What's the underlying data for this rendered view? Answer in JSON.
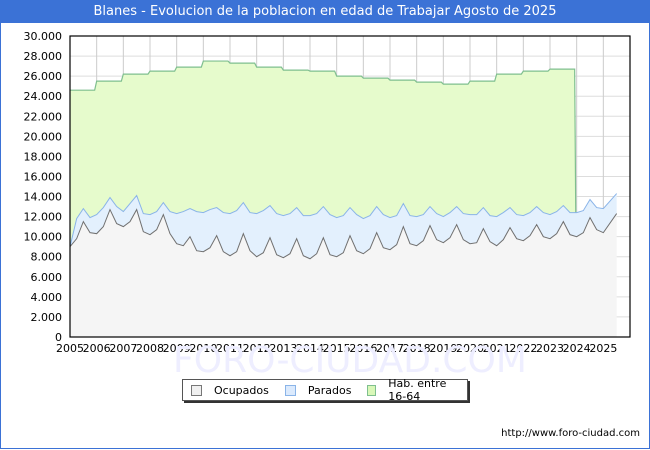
{
  "title": "Blanes - Evolucion de la poblacion en edad de Trabajar Agosto de 2025",
  "footer_url": "http://www.foro-ciudad.com",
  "watermark": "FORO-CIUDAD.COM",
  "legend": {
    "ocupados": "Ocupados",
    "parados": "Parados",
    "hab": "Hab. entre 16-64"
  },
  "colors": {
    "title_bg": "#3b72d6",
    "ocupados_fill": "#f5f5f5",
    "ocupados_line": "#707070",
    "parados_fill": "#e3f0fd",
    "parados_line": "#8ab4e8",
    "hab_fill": "#e6fbcc",
    "hab_line": "#7fbf8f"
  },
  "chart_data": {
    "type": "area",
    "title": "Blanes - Evolucion de la poblacion en edad de Trabajar Agosto de 2025",
    "xlabel": "",
    "ylabel": "",
    "ylim": [
      0,
      30000
    ],
    "yticks": [
      "0",
      "2.000",
      "4.000",
      "6.000",
      "8.000",
      "10.000",
      "12.000",
      "14.000",
      "16.000",
      "18.000",
      "20.000",
      "22.000",
      "24.000",
      "26.000",
      "28.000",
      "30.000"
    ],
    "xticks": [
      "2005",
      "2006",
      "2007",
      "2008",
      "2009",
      "2010",
      "2011",
      "2012",
      "2013",
      "2014",
      "2015",
      "2016",
      "2017",
      "2018",
      "2019",
      "2020",
      "2021",
      "2022",
      "2023",
      "2024",
      "2025"
    ],
    "grid": true,
    "legend_position": "bottom",
    "series": [
      {
        "name": "Hab. entre 16-64",
        "x": [
          2005,
          2006,
          2007,
          2008,
          2009,
          2010,
          2011,
          2012,
          2013,
          2014,
          2015,
          2016,
          2017,
          2018,
          2019,
          2020,
          2021,
          2022,
          2023
        ],
        "values": [
          24600,
          25500,
          26200,
          26500,
          26900,
          27500,
          27300,
          26900,
          26600,
          26500,
          26000,
          25800,
          25600,
          25400,
          25200,
          25500,
          26200,
          26500,
          26700
        ]
      },
      {
        "name": "Ocupados",
        "x": [
          2005.0,
          2005.25,
          2005.5,
          2005.75,
          2006.0,
          2006.25,
          2006.5,
          2006.75,
          2007.0,
          2007.25,
          2007.5,
          2007.75,
          2008.0,
          2008.25,
          2008.5,
          2008.75,
          2009.0,
          2009.25,
          2009.5,
          2009.75,
          2010.0,
          2010.25,
          2010.5,
          2010.75,
          2011.0,
          2011.25,
          2011.5,
          2011.75,
          2012.0,
          2012.25,
          2012.5,
          2012.75,
          2013.0,
          2013.25,
          2013.5,
          2013.75,
          2014.0,
          2014.25,
          2014.5,
          2014.75,
          2015.0,
          2015.25,
          2015.5,
          2015.75,
          2016.0,
          2016.25,
          2016.5,
          2016.75,
          2017.0,
          2017.25,
          2017.5,
          2017.75,
          2018.0,
          2018.25,
          2018.5,
          2018.75,
          2019.0,
          2019.25,
          2019.5,
          2019.75,
          2020.0,
          2020.25,
          2020.5,
          2020.75,
          2021.0,
          2021.25,
          2021.5,
          2021.75,
          2022.0,
          2022.25,
          2022.5,
          2022.75,
          2023.0,
          2023.25,
          2023.5,
          2023.75,
          2024.0,
          2024.25,
          2024.5,
          2024.75,
          2025.0,
          2025.5
        ],
        "values": [
          9000,
          9800,
          11500,
          10400,
          10300,
          11000,
          12700,
          11300,
          11000,
          11500,
          12700,
          10500,
          10200,
          10700,
          12200,
          10300,
          9300,
          9100,
          10000,
          8600,
          8500,
          8900,
          10100,
          8500,
          8100,
          8500,
          10300,
          8600,
          8000,
          8400,
          9900,
          8200,
          7900,
          8300,
          9800,
          8100,
          7800,
          8300,
          9900,
          8200,
          8000,
          8400,
          10100,
          8600,
          8300,
          8800,
          10400,
          8900,
          8700,
          9200,
          11000,
          9300,
          9100,
          9600,
          11100,
          9700,
          9400,
          9900,
          11200,
          9700,
          9300,
          9400,
          10800,
          9500,
          9100,
          9700,
          10900,
          9800,
          9600,
          10100,
          11200,
          10000,
          9800,
          10300,
          11500,
          10200,
          10000,
          10400,
          11900,
          10700,
          10400,
          12300
        ]
      },
      {
        "name": "Parados",
        "x": [
          2005.0,
          2005.25,
          2005.5,
          2005.75,
          2006.0,
          2006.25,
          2006.5,
          2006.75,
          2007.0,
          2007.25,
          2007.5,
          2007.75,
          2008.0,
          2008.25,
          2008.5,
          2008.75,
          2009.0,
          2009.25,
          2009.5,
          2009.75,
          2010.0,
          2010.25,
          2010.5,
          2010.75,
          2011.0,
          2011.25,
          2011.5,
          2011.75,
          2012.0,
          2012.25,
          2012.5,
          2012.75,
          2013.0,
          2013.25,
          2013.5,
          2013.75,
          2014.0,
          2014.25,
          2014.5,
          2014.75,
          2015.0,
          2015.25,
          2015.5,
          2015.75,
          2016.0,
          2016.25,
          2016.5,
          2016.75,
          2017.0,
          2017.25,
          2017.5,
          2017.75,
          2018.0,
          2018.25,
          2018.5,
          2018.75,
          2019.0,
          2019.25,
          2019.5,
          2019.75,
          2020.0,
          2020.25,
          2020.5,
          2020.75,
          2021.0,
          2021.25,
          2021.5,
          2021.75,
          2022.0,
          2022.25,
          2022.5,
          2022.75,
          2023.0,
          2023.25,
          2023.5,
          2023.75,
          2024.0,
          2024.25,
          2024.5,
          2024.75,
          2025.0,
          2025.5
        ],
        "values": [
          0,
          2000,
          1300,
          1500,
          1900,
          1900,
          1200,
          1700,
          1500,
          1800,
          1400,
          1800,
          2000,
          1800,
          1200,
          2200,
          3000,
          3400,
          2800,
          3900,
          3900,
          3800,
          2800,
          3900,
          4200,
          4100,
          3100,
          3800,
          4300,
          4200,
          3200,
          4100,
          4200,
          4000,
          3100,
          4000,
          4300,
          4000,
          3100,
          4000,
          3900,
          3700,
          2800,
          3600,
          3500,
          3300,
          2600,
          3300,
          3200,
          2900,
          2300,
          2800,
          2900,
          2600,
          1900,
          2600,
          2600,
          2500,
          1800,
          2600,
          2900,
          2800,
          2100,
          2600,
          2900,
          2700,
          2000,
          2400,
          2500,
          2300,
          1800,
          2400,
          2400,
          2200,
          1600,
          2200,
          2400,
          2200,
          1800,
          2200,
          2400,
          2000
        ]
      }
    ]
  }
}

**Stated problem:**
An exact transcription of all the entries is required, without the pictures.

**Reply to the exercise:**
What's the underlying data for this rendered view? Answer in JSON.
{
  "title": "Blanes - Evolucion de la poblacion en edad de Trabajar Agosto de 2025",
  "footer_url": "http://www.foro-ciudad.com",
  "watermark": "FORO-CIUDAD.COM",
  "legend": {
    "ocupados": "Ocupados",
    "parados": "Parados",
    "hab": "Hab. entre 16-64"
  },
  "colors": {
    "title_bg": "#3b72d6",
    "ocupados_fill": "#f5f5f5",
    "ocupados_line": "#707070",
    "parados_fill": "#e3f0fd",
    "parados_line": "#8ab4e8",
    "hab_fill": "#e6fbcc",
    "hab_line": "#7fbf8f"
  },
  "chart_data": {
    "type": "area",
    "title": "Blanes - Evolucion de la poblacion en edad de Trabajar Agosto de 2025",
    "xlabel": "",
    "ylabel": "",
    "ylim": [
      0,
      30000
    ],
    "yticks": [
      "0",
      "2.000",
      "4.000",
      "6.000",
      "8.000",
      "10.000",
      "12.000",
      "14.000",
      "16.000",
      "18.000",
      "20.000",
      "22.000",
      "24.000",
      "26.000",
      "28.000",
      "30.000"
    ],
    "xticks": [
      "2005",
      "2006",
      "2007",
      "2008",
      "2009",
      "2010",
      "2011",
      "2012",
      "2013",
      "2014",
      "2015",
      "2016",
      "2017",
      "2018",
      "2019",
      "2020",
      "2021",
      "2022",
      "2023",
      "2024",
      "2025"
    ],
    "grid": true,
    "legend_position": "bottom",
    "series": [
      {
        "name": "Hab. entre 16-64",
        "x": [
          2005,
          2006,
          2007,
          2008,
          2009,
          2010,
          2011,
          2012,
          2013,
          2014,
          2015,
          2016,
          2017,
          2018,
          2019,
          2020,
          2021,
          2022,
          2023
        ],
        "values": [
          24600,
          25500,
          26200,
          26500,
          26900,
          27500,
          27300,
          26900,
          26600,
          26500,
          26000,
          25800,
          25600,
          25400,
          25200,
          25500,
          26200,
          26500,
          26700
        ]
      },
      {
        "name": "Ocupados",
        "x": [
          2005.0,
          2005.25,
          2005.5,
          2005.75,
          2006.0,
          2006.25,
          2006.5,
          2006.75,
          2007.0,
          2007.25,
          2007.5,
          2007.75,
          2008.0,
          2008.25,
          2008.5,
          2008.75,
          2009.0,
          2009.25,
          2009.5,
          2009.75,
          2010.0,
          2010.25,
          2010.5,
          2010.75,
          2011.0,
          2011.25,
          2011.5,
          2011.75,
          2012.0,
          2012.25,
          2012.5,
          2012.75,
          2013.0,
          2013.25,
          2013.5,
          2013.75,
          2014.0,
          2014.25,
          2014.5,
          2014.75,
          2015.0,
          2015.25,
          2015.5,
          2015.75,
          2016.0,
          2016.25,
          2016.5,
          2016.75,
          2017.0,
          2017.25,
          2017.5,
          2017.75,
          2018.0,
          2018.25,
          2018.5,
          2018.75,
          2019.0,
          2019.25,
          2019.5,
          2019.75,
          2020.0,
          2020.25,
          2020.5,
          2020.75,
          2021.0,
          2021.25,
          2021.5,
          2021.75,
          2022.0,
          2022.25,
          2022.5,
          2022.75,
          2023.0,
          2023.25,
          2023.5,
          2023.75,
          2024.0,
          2024.25,
          2024.5,
          2024.75,
          2025.0,
          2025.5
        ],
        "values": [
          9000,
          9800,
          11500,
          10400,
          10300,
          11000,
          12700,
          11300,
          11000,
          11500,
          12700,
          10500,
          10200,
          10700,
          12200,
          10300,
          9300,
          9100,
          10000,
          8600,
          8500,
          8900,
          10100,
          8500,
          8100,
          8500,
          10300,
          8600,
          8000,
          8400,
          9900,
          8200,
          7900,
          8300,
          9800,
          8100,
          7800,
          8300,
          9900,
          8200,
          8000,
          8400,
          10100,
          8600,
          8300,
          8800,
          10400,
          8900,
          8700,
          9200,
          11000,
          9300,
          9100,
          9600,
          11100,
          9700,
          9400,
          9900,
          11200,
          9700,
          9300,
          9400,
          10800,
          9500,
          9100,
          9700,
          10900,
          9800,
          9600,
          10100,
          11200,
          10000,
          9800,
          10300,
          11500,
          10200,
          10000,
          10400,
          11900,
          10700,
          10400,
          12300
        ]
      },
      {
        "name": "Parados",
        "x": [
          2005.0,
          2005.25,
          2005.5,
          2005.75,
          2006.0,
          2006.25,
          2006.5,
          2006.75,
          2007.0,
          2007.25,
          2007.5,
          2007.75,
          2008.0,
          2008.25,
          2008.5,
          2008.75,
          2009.0,
          2009.25,
          2009.5,
          2009.75,
          2010.0,
          2010.25,
          2010.5,
          2010.75,
          2011.0,
          2011.25,
          2011.5,
          2011.75,
          2012.0,
          2012.25,
          2012.5,
          2012.75,
          2013.0,
          2013.25,
          2013.5,
          2013.75,
          2014.0,
          2014.25,
          2014.5,
          2014.75,
          2015.0,
          2015.25,
          2015.5,
          2015.75,
          2016.0,
          2016.25,
          2016.5,
          2016.75,
          2017.0,
          2017.25,
          2017.5,
          2017.75,
          2018.0,
          2018.25,
          2018.5,
          2018.75,
          2019.0,
          2019.25,
          2019.5,
          2019.75,
          2020.0,
          2020.25,
          2020.5,
          2020.75,
          2021.0,
          2021.25,
          2021.5,
          2021.75,
          2022.0,
          2022.25,
          2022.5,
          2022.75,
          2023.0,
          2023.25,
          2023.5,
          2023.75,
          2024.0,
          2024.25,
          2024.5,
          2024.75,
          2025.0,
          2025.5
        ],
        "values": [
          0,
          2000,
          1300,
          1500,
          1900,
          1900,
          1200,
          1700,
          1500,
          1800,
          1400,
          1800,
          2000,
          1800,
          1200,
          2200,
          3000,
          3400,
          2800,
          3900,
          3900,
          3800,
          2800,
          3900,
          4200,
          4100,
          3100,
          3800,
          4300,
          4200,
          3200,
          4100,
          4200,
          4000,
          3100,
          4000,
          4300,
          4000,
          3100,
          4000,
          3900,
          3700,
          2800,
          3600,
          3500,
          3300,
          2600,
          3300,
          3200,
          2900,
          2300,
          2800,
          2900,
          2600,
          1900,
          2600,
          2600,
          2500,
          1800,
          2600,
          2900,
          2800,
          2100,
          2600,
          2900,
          2700,
          2000,
          2400,
          2500,
          2300,
          1800,
          2400,
          2400,
          2200,
          1600,
          2200,
          2400,
          2200,
          1800,
          2200,
          2400,
          2000
        ]
      }
    ]
  }
}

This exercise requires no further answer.